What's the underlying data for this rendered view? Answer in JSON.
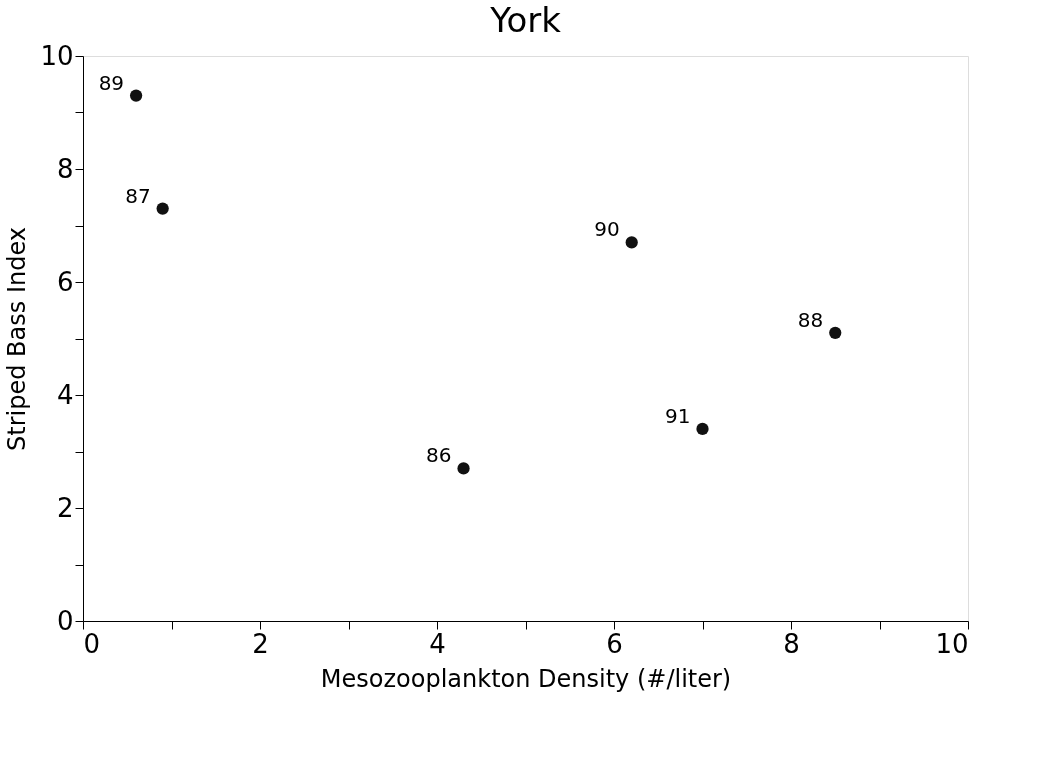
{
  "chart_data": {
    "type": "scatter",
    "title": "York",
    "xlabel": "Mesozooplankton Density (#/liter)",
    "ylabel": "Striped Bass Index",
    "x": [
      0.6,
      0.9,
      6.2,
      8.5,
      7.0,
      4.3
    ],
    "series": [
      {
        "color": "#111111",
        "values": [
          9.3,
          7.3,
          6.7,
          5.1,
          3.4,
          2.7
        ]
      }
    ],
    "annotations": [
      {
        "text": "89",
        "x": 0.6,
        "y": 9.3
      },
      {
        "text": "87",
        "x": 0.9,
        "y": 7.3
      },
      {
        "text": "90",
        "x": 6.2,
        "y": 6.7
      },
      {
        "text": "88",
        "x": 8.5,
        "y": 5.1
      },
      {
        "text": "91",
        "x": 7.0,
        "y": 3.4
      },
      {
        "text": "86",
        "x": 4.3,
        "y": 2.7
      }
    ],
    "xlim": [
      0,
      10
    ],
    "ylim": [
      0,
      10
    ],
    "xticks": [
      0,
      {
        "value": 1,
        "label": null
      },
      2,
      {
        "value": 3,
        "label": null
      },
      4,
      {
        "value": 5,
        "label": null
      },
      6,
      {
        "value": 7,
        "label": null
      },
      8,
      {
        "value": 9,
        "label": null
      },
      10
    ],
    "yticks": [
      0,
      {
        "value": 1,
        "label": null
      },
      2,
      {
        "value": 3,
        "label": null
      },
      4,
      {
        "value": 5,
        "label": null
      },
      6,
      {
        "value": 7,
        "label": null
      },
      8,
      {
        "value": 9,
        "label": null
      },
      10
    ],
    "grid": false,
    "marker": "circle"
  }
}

::::::::

**GOAL**
Nothing in the entries should change as you copy them, except that the pictures are left out.

**COMPLETE ANSWER**
What's the underlying data for this rendered view? Answer in JSON.
{
  "chart_data": {
    "type": "scatter",
    "title": "York",
    "xlabel": "Mesozooplankton Density (#/liter)",
    "ylabel": "Striped Bass Index",
    "x": [
      0.6,
      0.9,
      6.2,
      8.5,
      7.0,
      4.3
    ],
    "series": [
      {
        "color": "#111111",
        "values": [
          9.3,
          7.3,
          6.7,
          5.1,
          3.4,
          2.7
        ]
      }
    ],
    "annotations": [
      {
        "text": "89",
        "x": 0.6,
        "y": 9.3
      },
      {
        "text": "87",
        "x": 0.9,
        "y": 7.3
      },
      {
        "text": "90",
        "x": 6.2,
        "y": 6.7
      },
      {
        "text": "88",
        "x": 8.5,
        "y": 5.1
      },
      {
        "text": "91",
        "x": 7.0,
        "y": 3.4
      },
      {
        "text": "86",
        "x": 4.3,
        "y": 2.7
      }
    ],
    "xlim": [
      0,
      10
    ],
    "ylim": [
      0,
      10
    ],
    "xticks": [
      0,
      {
        "value": 1,
        "label": null
      },
      2,
      {
        "value": 3,
        "label": null
      },
      4,
      {
        "value": 5,
        "label": null
      },
      6,
      {
        "value": 7,
        "label": null
      },
      8,
      {
        "value": 9,
        "label": null
      },
      10
    ],
    "yticks": [
      0,
      {
        "value": 1,
        "label": null
      },
      2,
      {
        "value": 3,
        "label": null
      },
      4,
      {
        "value": 5,
        "label": null
      },
      6,
      {
        "value": 7,
        "label": null
      },
      8,
      {
        "value": 9,
        "label": null
      },
      10
    ],
    "grid": false,
    "marker": "circle"
  }
}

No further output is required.